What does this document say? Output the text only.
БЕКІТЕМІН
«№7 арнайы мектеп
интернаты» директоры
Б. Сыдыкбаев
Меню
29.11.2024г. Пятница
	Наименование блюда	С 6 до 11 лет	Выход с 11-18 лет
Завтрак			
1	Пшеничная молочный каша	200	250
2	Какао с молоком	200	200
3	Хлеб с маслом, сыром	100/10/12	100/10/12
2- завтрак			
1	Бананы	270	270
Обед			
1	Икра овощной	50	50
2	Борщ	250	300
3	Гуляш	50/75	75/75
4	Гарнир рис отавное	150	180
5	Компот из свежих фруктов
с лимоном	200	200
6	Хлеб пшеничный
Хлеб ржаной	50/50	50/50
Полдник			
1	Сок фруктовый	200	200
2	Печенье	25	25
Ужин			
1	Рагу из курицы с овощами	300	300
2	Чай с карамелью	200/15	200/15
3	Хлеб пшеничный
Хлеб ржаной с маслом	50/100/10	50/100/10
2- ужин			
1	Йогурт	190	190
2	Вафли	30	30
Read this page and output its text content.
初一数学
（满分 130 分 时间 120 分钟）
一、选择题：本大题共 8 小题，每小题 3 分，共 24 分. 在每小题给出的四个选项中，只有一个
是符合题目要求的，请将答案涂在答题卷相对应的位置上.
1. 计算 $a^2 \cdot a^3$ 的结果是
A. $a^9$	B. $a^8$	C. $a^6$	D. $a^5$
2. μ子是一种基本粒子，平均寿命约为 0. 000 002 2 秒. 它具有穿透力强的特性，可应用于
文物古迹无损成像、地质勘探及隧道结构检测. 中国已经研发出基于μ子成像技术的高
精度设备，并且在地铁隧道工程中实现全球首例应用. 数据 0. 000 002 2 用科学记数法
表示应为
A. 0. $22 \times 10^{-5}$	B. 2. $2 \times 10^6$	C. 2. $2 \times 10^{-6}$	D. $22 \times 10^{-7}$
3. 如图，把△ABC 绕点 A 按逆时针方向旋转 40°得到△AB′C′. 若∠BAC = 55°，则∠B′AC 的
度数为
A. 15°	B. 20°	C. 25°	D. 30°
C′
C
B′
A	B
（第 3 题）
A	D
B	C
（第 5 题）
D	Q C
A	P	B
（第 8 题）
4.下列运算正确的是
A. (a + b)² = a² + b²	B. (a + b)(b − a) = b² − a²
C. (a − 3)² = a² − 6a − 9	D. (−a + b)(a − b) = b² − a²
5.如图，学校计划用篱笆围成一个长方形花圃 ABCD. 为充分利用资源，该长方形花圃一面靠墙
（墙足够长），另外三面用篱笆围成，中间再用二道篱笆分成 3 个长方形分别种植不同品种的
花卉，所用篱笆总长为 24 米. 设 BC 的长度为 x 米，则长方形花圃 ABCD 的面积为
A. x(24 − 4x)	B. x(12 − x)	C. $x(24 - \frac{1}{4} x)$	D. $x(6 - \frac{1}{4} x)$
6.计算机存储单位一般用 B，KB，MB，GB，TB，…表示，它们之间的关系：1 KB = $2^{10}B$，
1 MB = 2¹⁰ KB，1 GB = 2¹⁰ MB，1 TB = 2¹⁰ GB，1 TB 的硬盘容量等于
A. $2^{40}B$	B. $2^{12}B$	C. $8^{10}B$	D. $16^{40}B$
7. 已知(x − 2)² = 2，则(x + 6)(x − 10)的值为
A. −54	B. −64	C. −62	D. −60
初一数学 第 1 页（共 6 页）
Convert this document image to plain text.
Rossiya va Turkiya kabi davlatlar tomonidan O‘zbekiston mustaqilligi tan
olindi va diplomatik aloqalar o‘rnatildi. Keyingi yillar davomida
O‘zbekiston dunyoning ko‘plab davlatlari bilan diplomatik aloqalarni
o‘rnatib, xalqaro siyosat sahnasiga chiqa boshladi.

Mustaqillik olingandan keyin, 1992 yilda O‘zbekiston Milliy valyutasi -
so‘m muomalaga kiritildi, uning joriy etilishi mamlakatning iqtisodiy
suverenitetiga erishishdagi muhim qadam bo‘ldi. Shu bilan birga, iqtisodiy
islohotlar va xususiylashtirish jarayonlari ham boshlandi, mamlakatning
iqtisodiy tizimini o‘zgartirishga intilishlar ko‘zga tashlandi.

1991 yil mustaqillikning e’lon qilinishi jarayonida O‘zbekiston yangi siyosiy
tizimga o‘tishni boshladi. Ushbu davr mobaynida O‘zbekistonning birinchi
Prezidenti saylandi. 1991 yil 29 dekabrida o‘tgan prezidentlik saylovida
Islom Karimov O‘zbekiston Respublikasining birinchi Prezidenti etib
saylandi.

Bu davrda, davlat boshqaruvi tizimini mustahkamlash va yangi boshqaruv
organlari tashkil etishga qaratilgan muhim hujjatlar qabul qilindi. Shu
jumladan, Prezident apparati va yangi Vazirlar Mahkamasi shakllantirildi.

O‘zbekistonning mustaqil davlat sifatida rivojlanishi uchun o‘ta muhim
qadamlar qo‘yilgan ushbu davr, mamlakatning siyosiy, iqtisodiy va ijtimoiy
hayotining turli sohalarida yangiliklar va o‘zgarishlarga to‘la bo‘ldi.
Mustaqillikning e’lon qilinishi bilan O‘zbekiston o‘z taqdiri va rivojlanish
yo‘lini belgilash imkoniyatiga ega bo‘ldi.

+++

:: EXERCISE TASK ::
Return every line of the material exactly.

:: SOLVED EXERCISE ::
What does this document say? Output the text only.
БЕКІТЕМІН
«№7 арнайы мектеп
интернаты» директоры
Б. Сыдыкбаев
Меню
29.11.2024г. Пятница
	Наименование блюда	С 6 до 11 лет	Выход с 11-18 лет
Завтрак			
1	Пшеничная молочный каша	200	250
2	Какао с молоком	200	200
3	Хлеб с маслом, сыром	100/10/12	100/10/12
2- завтрак			
1	Бананы	270	270
Обед			
1	Икра овощной	50	50
2	Борщ	250	300
3	Гуляш	50/75	75/75
4	Гарнир рис отавное	150	180
5	Компот из свежих фруктов
с лимоном	200	200
6	Хлеб пшеничный
Хлеб ржаной	50/50	50/50
Полдник			
1	Сок фруктовый	200	200
2	Печенье	25	25
Ужин			
1	Рагу из курицы с овощами	300	300
2	Чай с карамелью	200/15	200/15
3	Хлеб пшеничный
Хлеб ржаной с маслом	50/100/10	50/100/10
2- ужин			
1	Йогурт	190	190
2	Вафли	30	30
Read this page and output its text content.
初一数学
（满分 130 分 时间 120 分钟）
一、选择题：本大题共 8 小题，每小题 3 分，共 24 分. 在每小题给出的四个选项中，只有一个
是符合题目要求的，请将答案涂在答题卷相对应的位置上.
1. 计算 $a^2 \cdot a^3$ 的结果是
A. $a^9$	B. $a^8$	C. $a^6$	D. $a^5$
2. μ子是一种基本粒子，平均寿命约为 0. 000 002 2 秒. 它具有穿透力强的特性，可应用于
文物古迹无损成像、地质勘探及隧道结构检测. 中国已经研发出基于μ子成像技术的高
精度设备，并且在地铁隧道工程中实现全球首例应用. 数据 0. 000 002 2 用科学记数法
表示应为
A. 0. $22 \times 10^{-5}$	B. 2. $2 \times 10^6$	C. 2. $2 \times 10^{-6}$	D. $22 \times 10^{-7}$
3. 如图，把△ABC 绕点 A 按逆时针方向旋转 40°得到△AB′C′. 若∠BAC = 55°，则∠B′AC 的
度数为
A. 15°	B. 20°	C. 25°	D. 30°
C′
C
B′
A	B
（第 3 题）
A	D
B	C
（第 5 题）
D	Q C
A	P	B
（第 8 题）
4.下列运算正确的是
A. (a + b)² = a² + b²	B. (a + b)(b − a) = b² − a²
C. (a − 3)² = a² − 6a − 9	D. (−a + b)(a − b) = b² − a²
5.如图，学校计划用篱笆围成一个长方形花圃 ABCD. 为充分利用资源，该长方形花圃一面靠墙
（墙足够长），另外三面用篱笆围成，中间再用二道篱笆分成 3 个长方形分别种植不同品种的
花卉，所用篱笆总长为 24 米. 设 BC 的长度为 x 米，则长方形花圃 ABCD 的面积为
A. x(24 − 4x)	B. x(12 − x)	C. $x(24 - \frac{1}{4} x)$	D. $x(6 - \frac{1}{4} x)$
6.计算机存储单位一般用 B，KB，MB，GB，TB，…表示，它们之间的关系：1 KB = $2^{10}B$，
1 MB = 2¹⁰ KB，1 GB = 2¹⁰ MB，1 TB = 2¹⁰ GB，1 TB 的硬盘容量等于
A. $2^{40}B$	B. $2^{12}B$	C. $8^{10}B$	D. $16^{40}B$
7. 已知(x − 2)² = 2，则(x + 6)(x − 10)的值为
A. −54	B. −64	C. −62	D. −60
初一数学 第 1 页（共 6 页）
Convert this document image to plain text.
Rossiya va Turkiya kabi davlatlar tomonidan O‘zbekiston mustaqilligi tan
olindi va diplomatik aloqalar o‘rnatildi. Keyingi yillar davomida
O‘zbekiston dunyoning ko‘plab davlatlari bilan diplomatik aloqalarni
o‘rnatib, xalqaro siyosat sahnasiga chiqa boshladi.

Mustaqillik olingandan keyin, 1992 yilda O‘zbekiston Milliy valyutasi -
so‘m muomalaga kiritildi, uning joriy etilishi mamlakatning iqtisodiy
suverenitetiga erishishdagi muhim qadam bo‘ldi. Shu bilan birga, iqtisodiy
islohotlar va xususiylashtirish jarayonlari ham boshlandi, mamlakatning
iqtisodiy tizimini o‘zgartirishga intilishlar ko‘zga tashlandi.

1991 yil mustaqillikning e’lon qilinishi jarayonida O‘zbekiston yangi siyosiy
tizimga o‘tishni boshladi. Ushbu davr mobaynida O‘zbekistonning birinchi
Prezidenti saylandi. 1991 yil 29 dekabrida o‘tgan prezidentlik saylovida
Islom Karimov O‘zbekiston Respublikasining birinchi Prezidenti etib
saylandi.

Bu davrda, davlat boshqaruvi tizimini mustahkamlash va yangi boshqaruv
organlari tashkil etishga qaratilgan muhim hujjatlar qabul qilindi. Shu
jumladan, Prezident apparati va yangi Vazirlar Mahkamasi shakllantirildi.

O‘zbekistonning mustaqil davlat sifatida rivojlanishi uchun o‘ta muhim
qadamlar qo‘yilgan ushbu davr, mamlakatning siyosiy, iqtisodiy va ijtimoiy
hayotining turli sohalarida yangiliklar va o‘zgarishlarga to‘la bo‘ldi.
Mustaqillikning e’lon qilinishi bilan O‘zbekiston o‘z taqdiri va rivojlanish
yo‘lini belgilash imkoniyatiga ega bo‘ldi.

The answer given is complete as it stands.